Work instructions: Each line below is to be written out in full, exactly as shown.
═══
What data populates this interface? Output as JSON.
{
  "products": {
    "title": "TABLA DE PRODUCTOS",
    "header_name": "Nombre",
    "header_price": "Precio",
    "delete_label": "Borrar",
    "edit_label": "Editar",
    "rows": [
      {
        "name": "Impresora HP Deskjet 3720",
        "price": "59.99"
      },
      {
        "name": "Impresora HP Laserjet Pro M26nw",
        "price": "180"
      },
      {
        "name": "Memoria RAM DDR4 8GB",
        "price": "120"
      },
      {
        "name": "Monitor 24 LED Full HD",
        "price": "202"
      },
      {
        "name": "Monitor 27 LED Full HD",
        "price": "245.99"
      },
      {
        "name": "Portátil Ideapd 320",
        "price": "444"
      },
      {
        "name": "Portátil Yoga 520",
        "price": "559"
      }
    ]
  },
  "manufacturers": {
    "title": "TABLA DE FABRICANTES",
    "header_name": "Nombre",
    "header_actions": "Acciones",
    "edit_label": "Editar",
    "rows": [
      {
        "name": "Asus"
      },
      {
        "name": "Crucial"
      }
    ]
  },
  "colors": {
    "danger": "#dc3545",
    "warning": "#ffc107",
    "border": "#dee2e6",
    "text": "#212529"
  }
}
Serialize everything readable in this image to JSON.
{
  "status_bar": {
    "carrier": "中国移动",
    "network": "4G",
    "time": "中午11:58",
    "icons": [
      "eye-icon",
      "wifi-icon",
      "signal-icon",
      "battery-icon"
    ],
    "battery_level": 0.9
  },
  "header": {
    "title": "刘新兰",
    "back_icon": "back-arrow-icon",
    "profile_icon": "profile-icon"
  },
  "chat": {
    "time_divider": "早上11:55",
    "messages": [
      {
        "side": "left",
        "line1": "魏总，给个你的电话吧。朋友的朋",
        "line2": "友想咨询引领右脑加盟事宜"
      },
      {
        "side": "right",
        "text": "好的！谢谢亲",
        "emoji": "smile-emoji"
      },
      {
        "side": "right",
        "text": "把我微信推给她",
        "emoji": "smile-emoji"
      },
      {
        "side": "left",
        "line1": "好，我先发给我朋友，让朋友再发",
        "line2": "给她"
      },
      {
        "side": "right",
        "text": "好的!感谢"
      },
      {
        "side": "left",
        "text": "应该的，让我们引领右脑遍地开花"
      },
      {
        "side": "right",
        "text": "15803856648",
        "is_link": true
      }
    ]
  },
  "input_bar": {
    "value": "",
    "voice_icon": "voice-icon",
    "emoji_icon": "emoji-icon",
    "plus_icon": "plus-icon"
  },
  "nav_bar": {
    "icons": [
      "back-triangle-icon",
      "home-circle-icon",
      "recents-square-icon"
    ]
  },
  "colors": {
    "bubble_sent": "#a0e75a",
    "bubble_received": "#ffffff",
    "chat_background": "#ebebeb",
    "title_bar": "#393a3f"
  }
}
═══
Output of the exercise:
What data populates this interface? Output as JSON.
{
  "products": {
    "title": "TABLA DE PRODUCTOS",
    "header_name": "Nombre",
    "header_price": "Precio",
    "delete_label": "Borrar",
    "edit_label": "Editar",
    "rows": [
      {
        "name": "Impresora HP Deskjet 3720",
        "price": "59.99"
      },
      {
        "name": "Impresora HP Laserjet Pro M26nw",
        "price": "180"
      },
      {
        "name": "Memoria RAM DDR4 8GB",
        "price": "120"
      },
      {
        "name": "Monitor 24 LED Full HD",
        "price": "202"
      },
      {
        "name": "Monitor 27 LED Full HD",
        "price": "245.99"
      },
      {
        "name": "Portátil Ideapd 320",
        "price": "444"
      },
      {
        "name": "Portátil Yoga 520",
        "price": "559"
      }
    ]
  },
  "manufacturers": {
    "title": "TABLA DE FABRICANTES",
    "header_name": "Nombre",
    "header_actions": "Acciones",
    "edit_label": "Editar",
    "rows": [
      {
        "name": "Asus"
      },
      {
        "name": "Crucial"
      }
    ]
  },
  "colors": {
    "danger": "#dc3545",
    "warning": "#ffc107",
    "border": "#dee2e6",
    "text": "#212529"
  }
}
Serialize everything readable in this image to JSON.
{
  "status_bar": {
    "carrier": "中国移动",
    "network": "4G",
    "time": "中午11:58",
    "icons": [
      "eye-icon",
      "wifi-icon",
      "signal-icon",
      "battery-icon"
    ],
    "battery_level": 0.9
  },
  "header": {
    "title": "刘新兰",
    "back_icon": "back-arrow-icon",
    "profile_icon": "profile-icon"
  },
  "chat": {
    "time_divider": "早上11:55",
    "messages": [
      {
        "side": "left",
        "line1": "魏总，给个你的电话吧。朋友的朋",
        "line2": "友想咨询引领右脑加盟事宜"
      },
      {
        "side": "right",
        "text": "好的！谢谢亲",
        "emoji": "smile-emoji"
      },
      {
        "side": "right",
        "text": "把我微信推给她",
        "emoji": "smile-emoji"
      },
      {
        "side": "left",
        "line1": "好，我先发给我朋友，让朋友再发",
        "line2": "给她"
      },
      {
        "side": "right",
        "text": "好的!感谢"
      },
      {
        "side": "left",
        "text": "应该的，让我们引领右脑遍地开花"
      },
      {
        "side": "right",
        "text": "15803856648",
        "is_link": true
      }
    ]
  },
  "input_bar": {
    "value": "",
    "voice_icon": "voice-icon",
    "emoji_icon": "emoji-icon",
    "plus_icon": "plus-icon"
  },
  "nav_bar": {
    "icons": [
      "back-triangle-icon",
      "home-circle-icon",
      "recents-square-icon"
    ]
  },
  "colors": {
    "bubble_sent": "#a0e75a",
    "bubble_received": "#ffffff",
    "chat_background": "#ebebeb",
    "title_bar": "#393a3f"
  }
}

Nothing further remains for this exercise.